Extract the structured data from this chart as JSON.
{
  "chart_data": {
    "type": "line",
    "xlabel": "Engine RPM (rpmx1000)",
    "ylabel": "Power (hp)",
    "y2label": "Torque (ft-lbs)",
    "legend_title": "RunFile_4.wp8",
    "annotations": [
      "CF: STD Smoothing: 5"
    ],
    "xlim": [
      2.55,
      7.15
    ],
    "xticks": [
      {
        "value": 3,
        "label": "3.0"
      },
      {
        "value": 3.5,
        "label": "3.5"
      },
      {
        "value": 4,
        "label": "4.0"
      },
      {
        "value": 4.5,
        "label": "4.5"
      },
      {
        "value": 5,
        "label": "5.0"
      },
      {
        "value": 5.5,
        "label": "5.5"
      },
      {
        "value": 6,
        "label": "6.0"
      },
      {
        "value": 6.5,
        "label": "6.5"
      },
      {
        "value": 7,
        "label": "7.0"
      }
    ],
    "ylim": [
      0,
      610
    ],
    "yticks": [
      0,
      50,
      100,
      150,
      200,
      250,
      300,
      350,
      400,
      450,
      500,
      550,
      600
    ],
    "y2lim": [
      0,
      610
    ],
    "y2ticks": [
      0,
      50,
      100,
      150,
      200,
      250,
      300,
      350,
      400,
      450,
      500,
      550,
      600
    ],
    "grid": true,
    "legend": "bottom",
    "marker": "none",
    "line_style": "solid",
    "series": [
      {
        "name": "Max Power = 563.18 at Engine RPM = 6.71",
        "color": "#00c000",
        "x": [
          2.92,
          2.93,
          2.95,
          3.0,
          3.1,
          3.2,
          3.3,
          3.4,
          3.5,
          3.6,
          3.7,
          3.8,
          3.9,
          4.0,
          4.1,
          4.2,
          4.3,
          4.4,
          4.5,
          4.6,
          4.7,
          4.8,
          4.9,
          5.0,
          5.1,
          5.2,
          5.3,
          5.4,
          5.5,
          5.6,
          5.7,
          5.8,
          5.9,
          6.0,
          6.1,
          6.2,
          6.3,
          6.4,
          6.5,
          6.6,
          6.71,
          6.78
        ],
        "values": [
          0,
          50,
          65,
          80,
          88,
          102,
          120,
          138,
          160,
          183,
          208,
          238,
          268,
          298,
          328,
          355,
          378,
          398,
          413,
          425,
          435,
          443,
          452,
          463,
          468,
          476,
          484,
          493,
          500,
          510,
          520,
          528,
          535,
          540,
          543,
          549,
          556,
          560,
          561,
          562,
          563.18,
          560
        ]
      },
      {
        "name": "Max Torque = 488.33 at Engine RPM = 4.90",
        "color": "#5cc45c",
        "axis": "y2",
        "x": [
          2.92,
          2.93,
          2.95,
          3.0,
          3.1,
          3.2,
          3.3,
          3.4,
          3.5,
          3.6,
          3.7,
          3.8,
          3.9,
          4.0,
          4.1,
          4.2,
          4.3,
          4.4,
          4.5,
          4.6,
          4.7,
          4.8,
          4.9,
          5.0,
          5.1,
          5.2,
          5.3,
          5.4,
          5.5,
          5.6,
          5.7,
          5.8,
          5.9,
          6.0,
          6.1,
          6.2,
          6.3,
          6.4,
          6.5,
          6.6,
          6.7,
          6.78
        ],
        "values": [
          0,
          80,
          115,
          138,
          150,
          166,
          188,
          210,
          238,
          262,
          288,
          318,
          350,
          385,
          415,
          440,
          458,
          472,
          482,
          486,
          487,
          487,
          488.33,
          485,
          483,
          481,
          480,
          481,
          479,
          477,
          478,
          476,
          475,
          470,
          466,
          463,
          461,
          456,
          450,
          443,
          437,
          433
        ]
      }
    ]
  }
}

################

**GOAL:** Every line of the records above needs to be given again exactly.

**THE SOLUTION:**
Extract the structured data from this chart as JSON.
{
  "chart_data": {
    "type": "line",
    "xlabel": "Engine RPM (rpmx1000)",
    "ylabel": "Power (hp)",
    "y2label": "Torque (ft-lbs)",
    "legend_title": "RunFile_4.wp8",
    "annotations": [
      "CF: STD Smoothing: 5"
    ],
    "xlim": [
      2.55,
      7.15
    ],
    "xticks": [
      {
        "value": 3,
        "label": "3.0"
      },
      {
        "value": 3.5,
        "label": "3.5"
      },
      {
        "value": 4,
        "label": "4.0"
      },
      {
        "value": 4.5,
        "label": "4.5"
      },
      {
        "value": 5,
        "label": "5.0"
      },
      {
        "value": 5.5,
        "label": "5.5"
      },
      {
        "value": 6,
        "label": "6.0"
      },
      {
        "value": 6.5,
        "label": "6.5"
      },
      {
        "value": 7,
        "label": "7.0"
      }
    ],
    "ylim": [
      0,
      610
    ],
    "yticks": [
      0,
      50,
      100,
      150,
      200,
      250,
      300,
      350,
      400,
      450,
      500,
      550,
      600
    ],
    "y2lim": [
      0,
      610
    ],
    "y2ticks": [
      0,
      50,
      100,
      150,
      200,
      250,
      300,
      350,
      400,
      450,
      500,
      550,
      600
    ],
    "grid": true,
    "legend": "bottom",
    "marker": "none",
    "line_style": "solid",
    "series": [
      {
        "name": "Max Power = 563.18 at Engine RPM = 6.71",
        "color": "#00c000",
        "x": [
          2.92,
          2.93,
          2.95,
          3.0,
          3.1,
          3.2,
          3.3,
          3.4,
          3.5,
          3.6,
          3.7,
          3.8,
          3.9,
          4.0,
          4.1,
          4.2,
          4.3,
          4.4,
          4.5,
          4.6,
          4.7,
          4.8,
          4.9,
          5.0,
          5.1,
          5.2,
          5.3,
          5.4,
          5.5,
          5.6,
          5.7,
          5.8,
          5.9,
          6.0,
          6.1,
          6.2,
          6.3,
          6.4,
          6.5,
          6.6,
          6.71,
          6.78
        ],
        "values": [
          0,
          50,
          65,
          80,
          88,
          102,
          120,
          138,
          160,
          183,
          208,
          238,
          268,
          298,
          328,
          355,
          378,
          398,
          413,
          425,
          435,
          443,
          452,
          463,
          468,
          476,
          484,
          493,
          500,
          510,
          520,
          528,
          535,
          540,
          543,
          549,
          556,
          560,
          561,
          562,
          563.18,
          560
        ]
      },
      {
        "name": "Max Torque = 488.33 at Engine RPM = 4.90",
        "color": "#5cc45c",
        "axis": "y2",
        "x": [
          2.92,
          2.93,
          2.95,
          3.0,
          3.1,
          3.2,
          3.3,
          3.4,
          3.5,
          3.6,
          3.7,
          3.8,
          3.9,
          4.0,
          4.1,
          4.2,
          4.3,
          4.4,
          4.5,
          4.6,
          4.7,
          4.8,
          4.9,
          5.0,
          5.1,
          5.2,
          5.3,
          5.4,
          5.5,
          5.6,
          5.7,
          5.8,
          5.9,
          6.0,
          6.1,
          6.2,
          6.3,
          6.4,
          6.5,
          6.6,
          6.7,
          6.78
        ],
        "values": [
          0,
          80,
          115,
          138,
          150,
          166,
          188,
          210,
          238,
          262,
          288,
          318,
          350,
          385,
          415,
          440,
          458,
          472,
          482,
          486,
          487,
          487,
          488.33,
          485,
          483,
          481,
          480,
          481,
          479,
          477,
          478,
          476,
          475,
          470,
          466,
          463,
          461,
          456,
          450,
          443,
          437,
          433
        ]
      }
    ]
  }
}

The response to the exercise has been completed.